== GIVEN INSTRUCTION ==
Update the governing-law clause by rewriting the part that opens with the words "10. Governing Law." and closes with "of each Assignor.", replacing "FLORIDA" with "DELAWARE".

== EXCERPTED TEXT ==

───

10. Governing Law. THIS SECURITY AGREEMENT SHALL BE GOVERNED BY AND CONSTRUED AND
ENFORCED IN ACCORDANCE WITH THE LAWS OF THE STATE OF FLORIDA APPLICABLE TO CONTRACTS MADE AND
PERFORMED IN SUCH STATE, WITHOUT REGARD TO PRINCIPLES OF CONFLICTS OF LAWS. All of the rights,
remedies, options, privileges and elections given to Assignee hereunder shall inure to the benefit
of Assignee’s successors and assigns. The term “Assignee” as herein used shall include Assignee,
any parent of Assignee, any of Assignee’s subsidiaries and any co-subsidiaries of Assignee’s
parent, whether now existing or hereafter created or acquired, and all of the terms, conditions,
promises, covenants, provisions and warranties of this Agreement shall inure to the benefit of each
of the foregoing, and shall bind the representatives, successors and assigns of each Assignor.

───

== RECORDS PROVIDED ==

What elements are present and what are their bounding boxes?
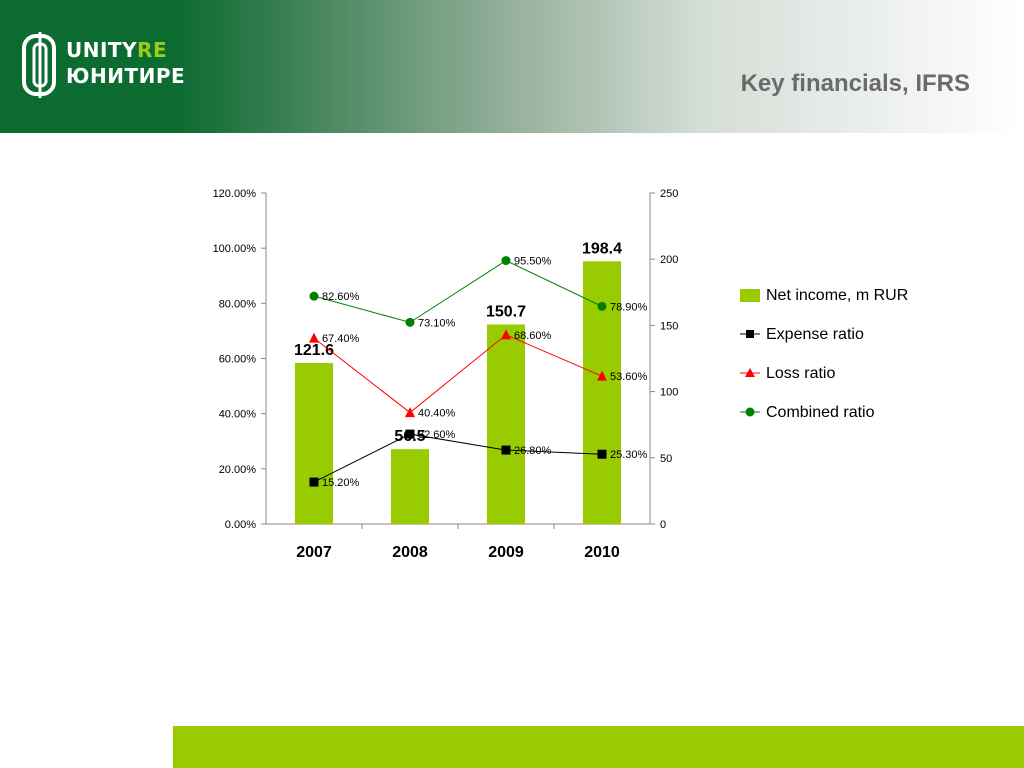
data-point-triangle: [501, 329, 511, 340]
data-point-square: [501, 445, 511, 455]
left-axis-tick-label: 100.00%: [213, 243, 257, 255]
data-point-circle: [405, 317, 415, 327]
right-axis-tick-label: 150: [660, 320, 678, 332]
line-square-series: [313, 433, 603, 483]
data-point-circle: [309, 291, 319, 301]
line-data-label: 32.60%: [418, 429, 456, 441]
logo-text-cyrillic: ЮНИТИРЕ: [66, 64, 186, 88]
legend-swatch-icon: [740, 368, 760, 377]
legend-label: Expense ratio: [766, 326, 864, 343]
legend-swatch-icon: [740, 407, 760, 417]
data-point-triangle: [405, 407, 415, 418]
line-data-label: 95.50%: [514, 256, 552, 268]
line-data-label: 15.20%: [322, 477, 360, 489]
line-data-label: 26.80%: [514, 445, 552, 457]
data-point-triangle: [597, 370, 607, 381]
legend-label: Loss ratio: [766, 365, 836, 382]
left-axis-tick-label: 120.00%: [213, 188, 257, 200]
line-data-label: 73.10%: [418, 317, 456, 329]
data-point-circle: [597, 301, 607, 311]
legend-label: Combined ratio: [766, 404, 875, 421]
line-data-label: 40.40%: [418, 408, 456, 420]
legend-item: Net income, m RUR: [740, 285, 908, 324]
logo-mark-icon: [22, 32, 56, 98]
bar-net-income: [487, 324, 525, 524]
data-point-square: [597, 449, 607, 459]
line-data-label: 82.60%: [322, 291, 360, 303]
data-point-square: [405, 429, 415, 439]
legend-item: Expense ratio: [740, 324, 908, 363]
left-axis-tick-label: 40.00%: [219, 409, 257, 421]
header-banner: [0, 0, 1024, 133]
right-axis-tick-label: 100: [660, 387, 678, 399]
legend-label: Net income, m RUR: [766, 287, 909, 304]
right-axis-tick-label: 0: [660, 519, 666, 531]
line-triangle-series: [313, 334, 603, 414]
right-axis-tick-label: 250: [660, 188, 678, 200]
line-data-label: 53.60%: [610, 371, 648, 383]
bar-data-label: 150.7: [486, 303, 526, 320]
line-data-label: 25.30%: [610, 449, 648, 461]
x-axis-tick-label: 2007: [296, 544, 332, 561]
data-point-square: [309, 477, 319, 487]
company-logo: UNITYRE ЮНИТИРЕ: [22, 30, 186, 102]
x-axis-tick-label: 2008: [392, 544, 428, 561]
data-point-triangle: [309, 332, 319, 343]
right-axis-tick-label: 200: [660, 254, 678, 266]
bar-data-label: 198.4: [582, 240, 622, 257]
left-axis-tick-label: 60.00%: [219, 354, 257, 366]
legend-swatch-icon: [740, 289, 760, 302]
left-axis-tick-label: 0.00%: [225, 519, 256, 531]
line-circle-series: [313, 260, 603, 323]
line-data-label: 78.90%: [610, 301, 648, 313]
x-axis-tick-label: 2009: [488, 544, 524, 561]
line-data-label: 67.40%: [322, 333, 360, 345]
bar-net-income: [295, 363, 333, 524]
legend-item: Loss ratio: [740, 363, 908, 402]
left-axis-tick-label: 80.00%: [219, 298, 257, 310]
left-axis-tick-label: 20.00%: [219, 464, 257, 476]
data-point-circle: [501, 256, 511, 266]
chart-legend: Net income, m RUR Expense ratio Loss ratio…: [740, 285, 908, 441]
legend-swatch-icon: [740, 330, 760, 338]
line-data-label: 68.60%: [514, 330, 552, 342]
slide-title: Key financials, IFRS: [740, 70, 970, 97]
legend-item: Combined ratio: [740, 402, 908, 441]
logo-text-latin: UNITYRE: [66, 38, 168, 62]
x-axis-tick-label: 2010: [584, 544, 620, 561]
bar-net-income: [391, 449, 429, 524]
right-axis-tick-label: 50: [660, 453, 672, 465]
footer-bar: [173, 726, 1024, 768]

───

== COMPLETED TASK ==
10. Governing Law. THIS SECURITY AGREEMENT SHALL BE GOVERNED BY AND CONSTRUED AND
ENFORCED IN ACCORDANCE WITH THE LAWS OF THE STATE OF DELAWARE APPLICABLE TO CONTRACTS MADE AND
PERFORMED IN SUCH STATE, WITHOUT REGARD TO PRINCIPLES OF CONFLICTS OF LAWS. All of the rights,
remedies, options, privileges and elections given to Assignee hereunder shall inure to the benefit
of Assignee’s successors and assigns. The term “Assignee” as herein used shall include Assignee,
any parent of Assignee, any of Assignee’s subsidiaries and any co-subsidiaries of Assignee’s
parent, whether now existing or hereafter created or acquired, and all of the terms, conditions,
promises, covenants, provisions and warranties of this Agreement shall inure to the benefit of each
of the foregoing, and shall bind the representatives, successors and assigns of each Assignor.